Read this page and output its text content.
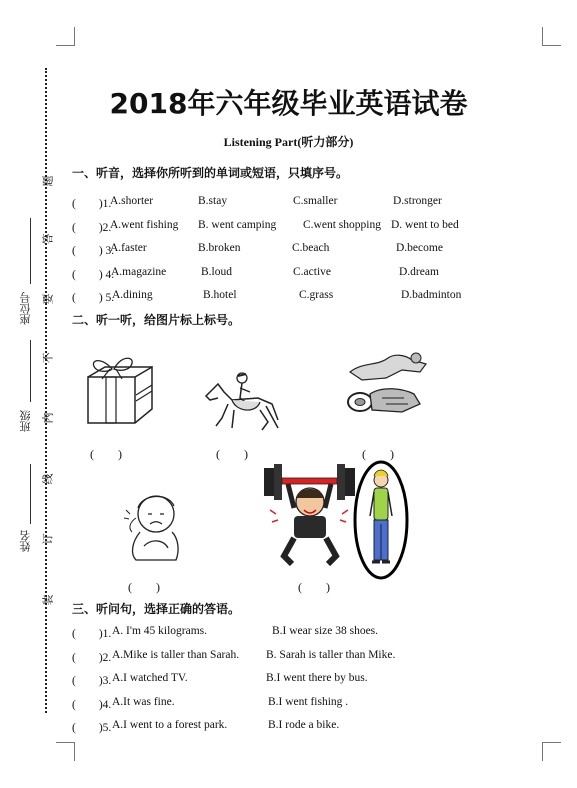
座位号
班级
姓名
题
答
要
不
内
线
订
装
2018年六年级毕业英语试卷
Listening Part(听力部分)
一、听音，选择你所听到的单词或短语，只填序号。
(　　)1.
A.shorter	B.stay	C.smaller	D.stronger
(　　)2.
A.went fishing B. went camping C.went shopping D. went to bed
(　　) 3.
A.faster	B.broken	C.beach	D.become
(　　) 4.
A.magazine	B.loud	C.active	D.dream
(　　) 5.
A.dining	B.hotel	C.grass	D.badminton
二、听一听，给图片标上标号。
(　　)	(　　)	(　　)
(　　)	(　　)
三、听问句，选择正确的答语。
(　　)1. A. I'm 45 kilograms.	B.I wear size 38 shoes.
(　　)2. A.Mike is taller than Sarah. B. Sarah is taller than Mike.
(　　)3. A.I watched TV.	B.I went there by bus.
(　　)4. A.It was fine.	B.I went fishing .
(　　)5. A.I went to a forest park.	B.I rode a bike.
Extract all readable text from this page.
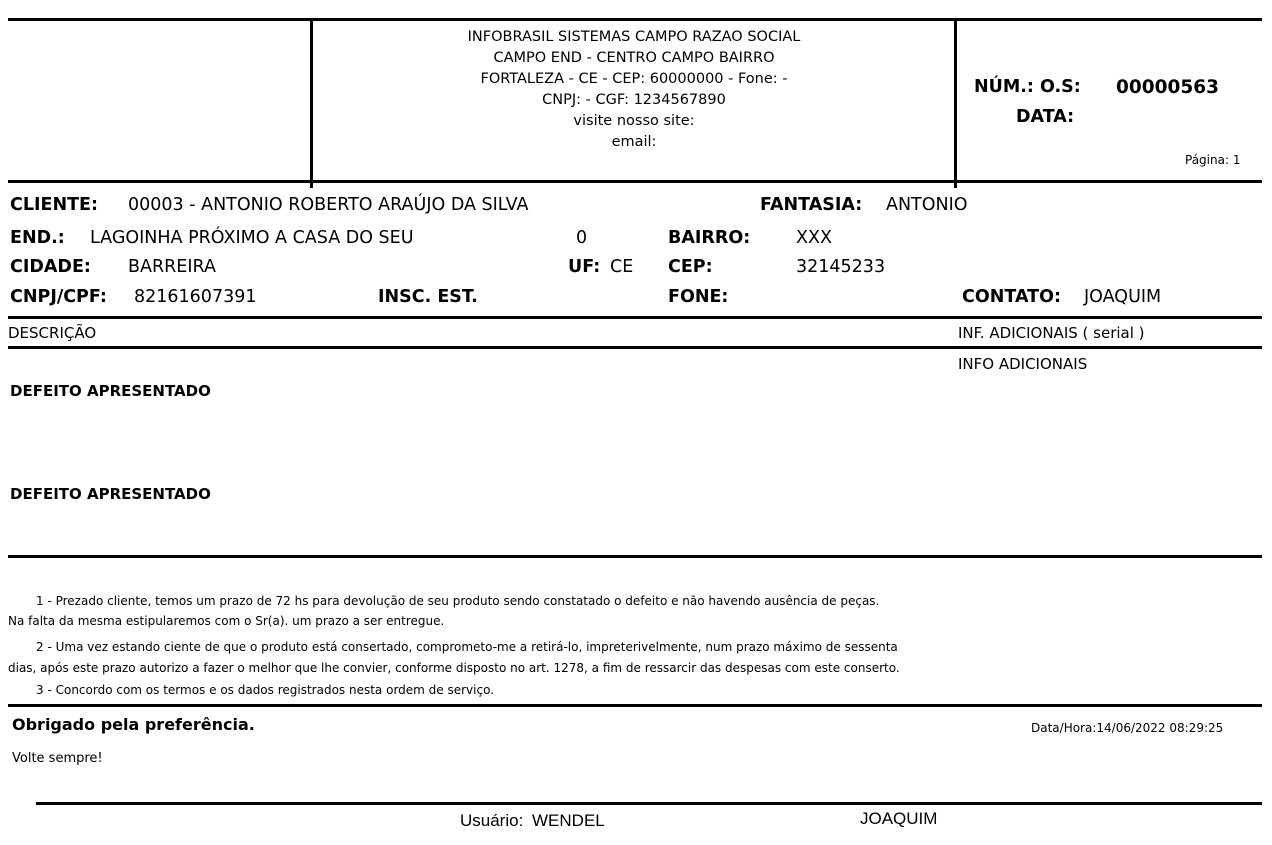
INFOBRASIL SISTEMAS CAMPO RAZAO SOCIAL
CAMPO END - CENTRO CAMPO BAIRRO
FORTALEZA - CE - CEP: 60000000 - Fone: -
CNPJ: - CGF: 1234567890
visite nosso site:
email:
NÚM.: O.S: 00000563
DATA:
Página: 1
CLIENTE: 00003 - ANTONIO ROBERTO ARAÚJO DA SILVA	FANTASIA: ANTONIO
END.: LAGOINHA PRÓXIMO A CASA DO SEU	0	BAIRRO:	XXX
CIDADE: BARREIRA	UF: CE CEP:	32145233
CNPJ/CPF: 82161607391	INSC. EST.	FONE:	CONTATO: JOAQUIM
DESCRIÇÃO	INF. ADICIONAIS ( serial )
INFO ADICIONAIS
DEFEITO APRESENTADO
DEFEITO APRESENTADO
1 - Prezado cliente, temos um prazo de 72 hs para devolução de seu produto sendo constatado o defeito e não havendo ausência de peças.
Na falta da mesma estipularemos com o Sr(a). um prazo a ser entregue.
2 - Uma vez estando ciente de que o produto está consertado, comprometo-me a retirá-lo, impreterivelmente, num prazo máximo de sessenta
dias, após este prazo autorizo a fazer o melhor que lhe convier, conforme disposto no art. 1278, a fim de ressarcir das despesas com este conserto.
3 - Concordo com os termos e os dados registrados nesta ordem de serviço.
Obrigado pela preferência.	Data/Hora:14/06/2022 08:29:25
Volte sempre!
Usuário: WENDEL	JOAQUIM
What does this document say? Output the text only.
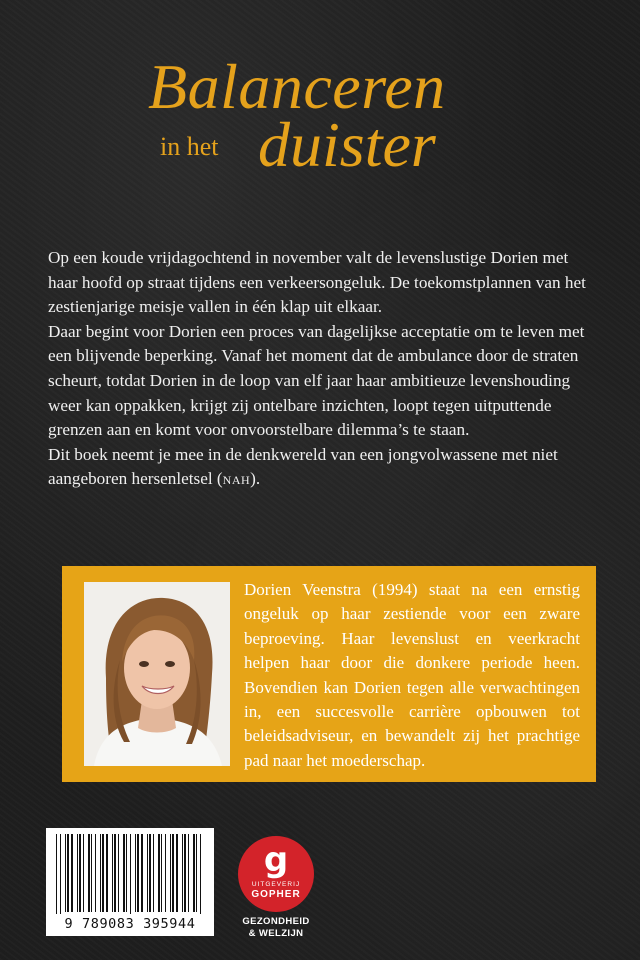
Balanceren
in het duister

Op een koude vrijdagochtend in november valt de levenslustige Dorien met haar hoofd op straat tijdens een verkeersongeluk. De toekomstplannen van het zestienjarige meisje vallen in één klap uit elkaar.

Daar begint voor Dorien een proces van dagelijkse acceptatie om te leven met een blijvende beperking. Vanaf het moment dat de ambulance door de straten scheurt, totdat Dorien in de loop van elf jaar haar ambitieuze levenshouding weer kan oppakken, krijgt zij ontelbare inzichten, loopt tegen uitputtende grenzen aan en komt voor onvoorstelbare dilemma’s te staan.

Dit boek neemt je mee in de denkwereld van een jongvolwassene met niet aangeboren hersenletsel (nah).

Dorien Veenstra (1994) staat na een ernstig ongeluk op haar zestiende voor een zware beproeving. Haar levenslust en veerkracht helpen haar door die donkere periode heen. Bovendien kan Dorien tegen alle verwachtingen in, een succesvolle carrière opbouwen tot beleidsadviseur, en bewandelt zij het prachtige pad naar het moederschap.

9 789083 395944
g
UITGEVERIJ
GOPHER
GEZONDHEID
& WELZIJN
□ □ □ □ □ □ □
» Written request: Looking at the records above, tally the lines holding "ADICIONAIS" and reply with that number only.

» Task output: 2